Your objective:
All of the records below should be output exactly.

Data records:
┄┄┄┄┄┄

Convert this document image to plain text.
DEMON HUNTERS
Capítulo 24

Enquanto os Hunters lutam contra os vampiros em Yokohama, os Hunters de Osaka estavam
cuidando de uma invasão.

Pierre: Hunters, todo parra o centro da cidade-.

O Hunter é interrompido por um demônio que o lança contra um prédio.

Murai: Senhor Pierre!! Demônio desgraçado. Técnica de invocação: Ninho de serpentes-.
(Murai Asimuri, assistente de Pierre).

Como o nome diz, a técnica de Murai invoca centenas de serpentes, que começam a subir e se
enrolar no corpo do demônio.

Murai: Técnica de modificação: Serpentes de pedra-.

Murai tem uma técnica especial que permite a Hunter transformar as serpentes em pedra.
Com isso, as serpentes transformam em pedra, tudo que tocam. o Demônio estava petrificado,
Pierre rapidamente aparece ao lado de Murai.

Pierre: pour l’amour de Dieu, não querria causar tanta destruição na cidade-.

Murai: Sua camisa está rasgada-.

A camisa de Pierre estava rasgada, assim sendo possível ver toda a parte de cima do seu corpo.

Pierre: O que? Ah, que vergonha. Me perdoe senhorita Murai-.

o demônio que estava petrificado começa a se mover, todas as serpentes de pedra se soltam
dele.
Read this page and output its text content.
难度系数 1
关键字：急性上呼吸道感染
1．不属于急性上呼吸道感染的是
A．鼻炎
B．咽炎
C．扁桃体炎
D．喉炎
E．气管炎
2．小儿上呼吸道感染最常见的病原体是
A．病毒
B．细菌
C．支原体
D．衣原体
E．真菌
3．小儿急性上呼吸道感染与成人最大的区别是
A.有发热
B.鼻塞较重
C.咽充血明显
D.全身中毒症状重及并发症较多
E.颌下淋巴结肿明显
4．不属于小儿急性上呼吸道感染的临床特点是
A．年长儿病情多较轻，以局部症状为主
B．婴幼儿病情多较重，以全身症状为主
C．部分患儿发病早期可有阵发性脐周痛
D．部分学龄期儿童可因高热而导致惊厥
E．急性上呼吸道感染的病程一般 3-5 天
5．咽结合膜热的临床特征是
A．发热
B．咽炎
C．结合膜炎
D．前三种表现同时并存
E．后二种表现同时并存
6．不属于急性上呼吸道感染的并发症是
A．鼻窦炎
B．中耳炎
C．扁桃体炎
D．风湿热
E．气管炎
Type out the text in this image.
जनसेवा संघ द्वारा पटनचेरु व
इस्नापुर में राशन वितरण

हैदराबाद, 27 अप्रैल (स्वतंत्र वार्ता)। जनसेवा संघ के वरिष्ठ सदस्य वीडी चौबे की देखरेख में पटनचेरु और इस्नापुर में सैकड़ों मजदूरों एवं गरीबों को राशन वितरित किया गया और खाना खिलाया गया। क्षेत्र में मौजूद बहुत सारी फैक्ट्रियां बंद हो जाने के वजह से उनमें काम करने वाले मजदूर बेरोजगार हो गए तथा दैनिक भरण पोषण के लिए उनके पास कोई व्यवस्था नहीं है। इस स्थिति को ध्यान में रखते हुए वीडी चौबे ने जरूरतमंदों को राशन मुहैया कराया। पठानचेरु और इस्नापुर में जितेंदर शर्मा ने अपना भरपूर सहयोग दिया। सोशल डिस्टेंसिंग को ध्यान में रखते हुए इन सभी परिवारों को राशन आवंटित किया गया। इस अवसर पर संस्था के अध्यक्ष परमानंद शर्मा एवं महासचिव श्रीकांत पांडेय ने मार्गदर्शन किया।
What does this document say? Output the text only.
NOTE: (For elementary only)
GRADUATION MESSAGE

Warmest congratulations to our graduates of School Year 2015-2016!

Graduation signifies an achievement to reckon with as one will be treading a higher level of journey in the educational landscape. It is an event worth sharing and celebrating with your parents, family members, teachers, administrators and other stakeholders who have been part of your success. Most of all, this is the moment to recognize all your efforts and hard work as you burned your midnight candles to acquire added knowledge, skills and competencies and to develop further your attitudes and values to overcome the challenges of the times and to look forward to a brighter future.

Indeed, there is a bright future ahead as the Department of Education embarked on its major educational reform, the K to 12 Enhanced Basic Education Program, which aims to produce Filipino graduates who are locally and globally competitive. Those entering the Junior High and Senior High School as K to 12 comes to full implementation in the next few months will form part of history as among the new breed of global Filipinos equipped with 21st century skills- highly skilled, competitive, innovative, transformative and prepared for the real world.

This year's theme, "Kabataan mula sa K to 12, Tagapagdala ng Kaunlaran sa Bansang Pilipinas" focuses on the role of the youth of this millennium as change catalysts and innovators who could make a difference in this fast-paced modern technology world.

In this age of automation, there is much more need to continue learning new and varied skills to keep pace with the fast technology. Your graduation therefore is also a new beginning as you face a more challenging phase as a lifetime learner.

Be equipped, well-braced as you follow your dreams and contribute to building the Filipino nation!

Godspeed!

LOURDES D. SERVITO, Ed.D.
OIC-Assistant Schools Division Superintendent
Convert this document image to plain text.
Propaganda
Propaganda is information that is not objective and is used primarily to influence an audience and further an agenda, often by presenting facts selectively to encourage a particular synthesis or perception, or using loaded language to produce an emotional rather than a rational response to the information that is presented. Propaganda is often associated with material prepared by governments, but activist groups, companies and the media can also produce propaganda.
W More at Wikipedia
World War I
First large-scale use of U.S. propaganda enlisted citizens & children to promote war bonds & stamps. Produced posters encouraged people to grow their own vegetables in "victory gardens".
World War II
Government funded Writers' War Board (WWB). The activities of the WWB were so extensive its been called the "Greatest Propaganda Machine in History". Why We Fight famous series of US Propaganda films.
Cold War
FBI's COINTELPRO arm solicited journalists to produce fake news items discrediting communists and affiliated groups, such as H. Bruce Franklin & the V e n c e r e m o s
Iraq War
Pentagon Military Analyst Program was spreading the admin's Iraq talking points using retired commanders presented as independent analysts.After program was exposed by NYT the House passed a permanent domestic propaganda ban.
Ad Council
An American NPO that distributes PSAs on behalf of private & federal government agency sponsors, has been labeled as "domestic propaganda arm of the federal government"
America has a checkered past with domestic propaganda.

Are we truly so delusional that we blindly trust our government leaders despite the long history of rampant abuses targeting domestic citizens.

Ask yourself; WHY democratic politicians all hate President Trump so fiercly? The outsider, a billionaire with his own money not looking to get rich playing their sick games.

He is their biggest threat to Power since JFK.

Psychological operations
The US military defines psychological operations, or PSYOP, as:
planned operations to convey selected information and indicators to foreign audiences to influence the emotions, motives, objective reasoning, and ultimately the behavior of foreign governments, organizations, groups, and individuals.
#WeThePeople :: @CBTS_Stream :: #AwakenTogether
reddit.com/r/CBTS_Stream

┄┄┄┄┄┄

Task response:
Convert this document image to plain text.
DEMON HUNTERS
Capítulo 24

Enquanto os Hunters lutam contra os vampiros em Yokohama, os Hunters de Osaka estavam
cuidando de uma invasão.

Pierre: Hunters, todo parra o centro da cidade-.

O Hunter é interrompido por um demônio que o lança contra um prédio.

Murai: Senhor Pierre!! Demônio desgraçado. Técnica de invocação: Ninho de serpentes-.
(Murai Asimuri, assistente de Pierre).

Como o nome diz, a técnica de Murai invoca centenas de serpentes, que começam a subir e se
enrolar no corpo do demônio.

Murai: Técnica de modificação: Serpentes de pedra-.

Murai tem uma técnica especial que permite a Hunter transformar as serpentes em pedra.
Com isso, as serpentes transformam em pedra, tudo que tocam. o Demônio estava petrificado,
Pierre rapidamente aparece ao lado de Murai.

Pierre: pour l’amour de Dieu, não querria causar tanta destruição na cidade-.

Murai: Sua camisa está rasgada-.

A camisa de Pierre estava rasgada, assim sendo possível ver toda a parte de cima do seu corpo.

Pierre: O que? Ah, que vergonha. Me perdoe senhorita Murai-.

o demônio que estava petrificado começa a se mover, todas as serpentes de pedra se soltam
dele.
Read this page and output its text content.
难度系数 1
关键字：急性上呼吸道感染
1．不属于急性上呼吸道感染的是
A．鼻炎
B．咽炎
C．扁桃体炎
D．喉炎
E．气管炎
2．小儿上呼吸道感染最常见的病原体是
A．病毒
B．细菌
C．支原体
D．衣原体
E．真菌
3．小儿急性上呼吸道感染与成人最大的区别是
A.有发热
B.鼻塞较重
C.咽充血明显
D.全身中毒症状重及并发症较多
E.颌下淋巴结肿明显
4．不属于小儿急性上呼吸道感染的临床特点是
A．年长儿病情多较轻，以局部症状为主
B．婴幼儿病情多较重，以全身症状为主
C．部分患儿发病早期可有阵发性脐周痛
D．部分学龄期儿童可因高热而导致惊厥
E．急性上呼吸道感染的病程一般 3-5 天
5．咽结合膜热的临床特征是
A．发热
B．咽炎
C．结合膜炎
D．前三种表现同时并存
E．后二种表现同时并存
6．不属于急性上呼吸道感染的并发症是
A．鼻窦炎
B．中耳炎
C．扁桃体炎
D．风湿热
E．气管炎
Type out the text in this image.
जनसेवा संघ द्वारा पटनचेरु व
इस्नापुर में राशन वितरण

हैदराबाद, 27 अप्रैल (स्वतंत्र वार्ता)। जनसेवा संघ के वरिष्ठ सदस्य वीडी चौबे की देखरेख में पटनचेरु और इस्नापुर में सैकड़ों मजदूरों एवं गरीबों को राशन वितरित किया गया और खाना खिलाया गया। क्षेत्र में मौजूद बहुत सारी फैक्ट्रियां बंद हो जाने के वजह से उनमें काम करने वाले मजदूर बेरोजगार हो गए तथा दैनिक भरण पोषण के लिए उनके पास कोई व्यवस्था नहीं है। इस स्थिति को ध्यान में रखते हुए वीडी चौबे ने जरूरतमंदों को राशन मुहैया कराया। पठानचेरु और इस्नापुर में जितेंदर शर्मा ने अपना भरपूर सहयोग दिया। सोशल डिस्टेंसिंग को ध्यान में रखते हुए इन सभी परिवारों को राशन आवंटित किया गया। इस अवसर पर संस्था के अध्यक्ष परमानंद शर्मा एवं महासचिव श्रीकांत पांडेय ने मार्गदर्शन किया।
What does this document say? Output the text only.
NOTE: (For elementary only)
GRADUATION MESSAGE

Warmest congratulations to our graduates of School Year 2015-2016!

Graduation signifies an achievement to reckon with as one will be treading a higher level of journey in the educational landscape. It is an event worth sharing and celebrating with your parents, family members, teachers, administrators and other stakeholders who have been part of your success. Most of all, this is the moment to recognize all your efforts and hard work as you burned your midnight candles to acquire added knowledge, skills and competencies and to develop further your attitudes and values to overcome the challenges of the times and to look forward to a brighter future.

Indeed, there is a bright future ahead as the Department of Education embarked on its major educational reform, the K to 12 Enhanced Basic Education Program, which aims to produce Filipino graduates who are locally and globally competitive. Those entering the Junior High and Senior High School as K to 12 comes to full implementation in the next few months will form part of history as among the new breed of global Filipinos equipped with 21st century skills- highly skilled, competitive, innovative, transformative and prepared for the real world.

This year's theme, "Kabataan mula sa K to 12, Tagapagdala ng Kaunlaran sa Bansang Pilipinas" focuses on the role of the youth of this millennium as change catalysts and innovators who could make a difference in this fast-paced modern technology world.

In this age of automation, there is much more need to continue learning new and varied skills to keep pace with the fast technology. Your graduation therefore is also a new beginning as you face a more challenging phase as a lifetime learner.

Be equipped, well-braced as you follow your dreams and contribute to building the Filipino nation!

Godspeed!

LOURDES D. SERVITO, Ed.D.
OIC-Assistant Schools Division Superintendent
Convert this document image to plain text.
Propaganda
Propaganda is information that is not objective and is used primarily to influence an audience and further an agenda, often by presenting facts selectively to encourage a particular synthesis or perception, or using loaded language to produce an emotional rather than a rational response to the information that is presented. Propaganda is often associated with material prepared by governments, but activist groups, companies and the media can also produce propaganda.
W More at Wikipedia
World War I
First large-scale use of U.S. propaganda enlisted citizens & children to promote war bonds & stamps. Produced posters encouraged people to grow their own vegetables in "victory gardens".
World War II
Government funded Writers' War Board (WWB). The activities of the WWB were so extensive its been called the "Greatest Propaganda Machine in History". Why We Fight famous series of US Propaganda films.
Cold War
FBI's COINTELPRO arm solicited journalists to produce fake news items discrediting communists and affiliated groups, such as H. Bruce Franklin & the V e n c e r e m o s
Iraq War
Pentagon Military Analyst Program was spreading the admin's Iraq talking points using retired commanders presented as independent analysts.After program was exposed by NYT the House passed a permanent domestic propaganda ban.
Ad Council
An American NPO that distributes PSAs on behalf of private & federal government agency sponsors, has been labeled as "domestic propaganda arm of the federal government"
America has a checkered past with domestic propaganda.

Are we truly so delusional that we blindly trust our government leaders despite the long history of rampant abuses targeting domestic citizens.

Ask yourself; WHY democratic politicians all hate President Trump so fiercly? The outsider, a billionaire with his own money not looking to get rich playing their sick games.

He is their biggest threat to Power since JFK.

Psychological operations
The US military defines psychological operations, or PSYOP, as:
planned operations to convey selected information and indicators to foreign audiences to influence the emotions, motives, objective reasoning, and ultimately the behavior of foreign governments, organizations, groups, and individuals.
#WeThePeople :: @CBTS_Stream :: #AwakenTogether
reddit.com/r/CBTS_Stream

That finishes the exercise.